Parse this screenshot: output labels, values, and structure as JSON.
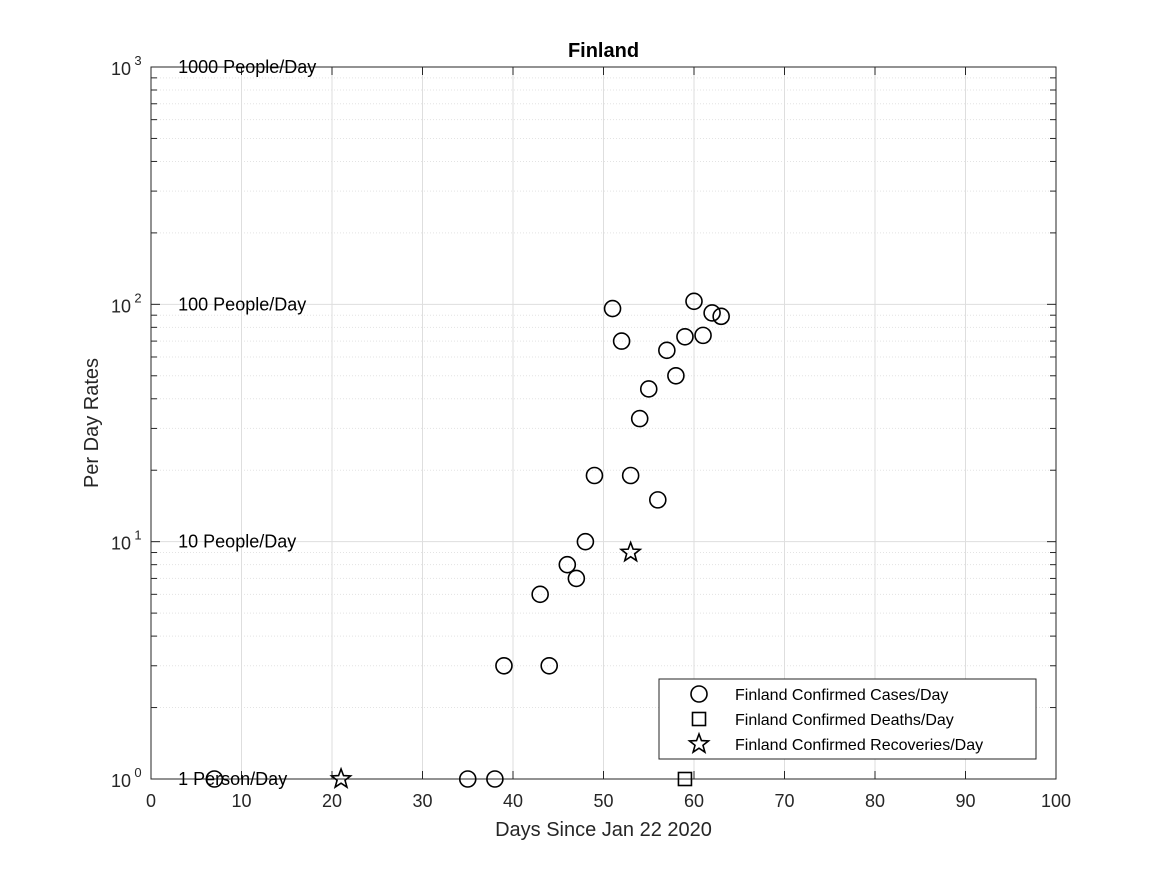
{
  "chart_data": {
    "type": "scatter",
    "title": "Finland",
    "xlabel": "Days Since Jan 22 2020",
    "ylabel": "Per Day Rates",
    "xlim": [
      0,
      100
    ],
    "ylim": [
      1,
      1000
    ],
    "yscale": "log",
    "grid": true,
    "legend_position": "bottom-right",
    "x_ticks": [
      0,
      10,
      20,
      30,
      40,
      50,
      60,
      70,
      80,
      90,
      100
    ],
    "y_ticks": [
      {
        "value": 1,
        "base": "10",
        "exp": "0"
      },
      {
        "value": 10,
        "base": "10",
        "exp": "1"
      },
      {
        "value": 100,
        "base": "10",
        "exp": "2"
      },
      {
        "value": 1000,
        "base": "10",
        "exp": "3"
      }
    ],
    "annotations": [
      {
        "text": "1000 People/Day",
        "x": 3,
        "y": 1000
      },
      {
        "text": "100 People/Day",
        "x": 3,
        "y": 100
      },
      {
        "text": "10 People/Day",
        "x": 3,
        "y": 10
      },
      {
        "text": "1 Person/Day",
        "x": 3,
        "y": 1
      }
    ],
    "series": [
      {
        "name": "Finland Confirmed Cases/Day",
        "marker": "circle",
        "points": [
          [
            7,
            1
          ],
          [
            35,
            1
          ],
          [
            38,
            1
          ],
          [
            39,
            3
          ],
          [
            43,
            6
          ],
          [
            44,
            3
          ],
          [
            46,
            8
          ],
          [
            47,
            7
          ],
          [
            48,
            10
          ],
          [
            49,
            19
          ],
          [
            51,
            96
          ],
          [
            52,
            70
          ],
          [
            53,
            19
          ],
          [
            54,
            33
          ],
          [
            55,
            44
          ],
          [
            56,
            15
          ],
          [
            57,
            64
          ],
          [
            58,
            50
          ],
          [
            59,
            73
          ],
          [
            60,
            103
          ],
          [
            61,
            74
          ],
          [
            62,
            92
          ],
          [
            63,
            89
          ]
        ]
      },
      {
        "name": "Finland Confirmed Deaths/Day",
        "marker": "square",
        "points": [
          [
            59,
            1
          ]
        ]
      },
      {
        "name": "Finland Confirmed Recoveries/Day",
        "marker": "star",
        "points": [
          [
            21,
            1
          ],
          [
            53,
            9
          ]
        ]
      }
    ]
  }
}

____________________

_Objective_. Scan the material and collect every line that contains "marker".

_Solved exercise_.
        "marker": "circle",
        "marker": "square",
        "marker": "star",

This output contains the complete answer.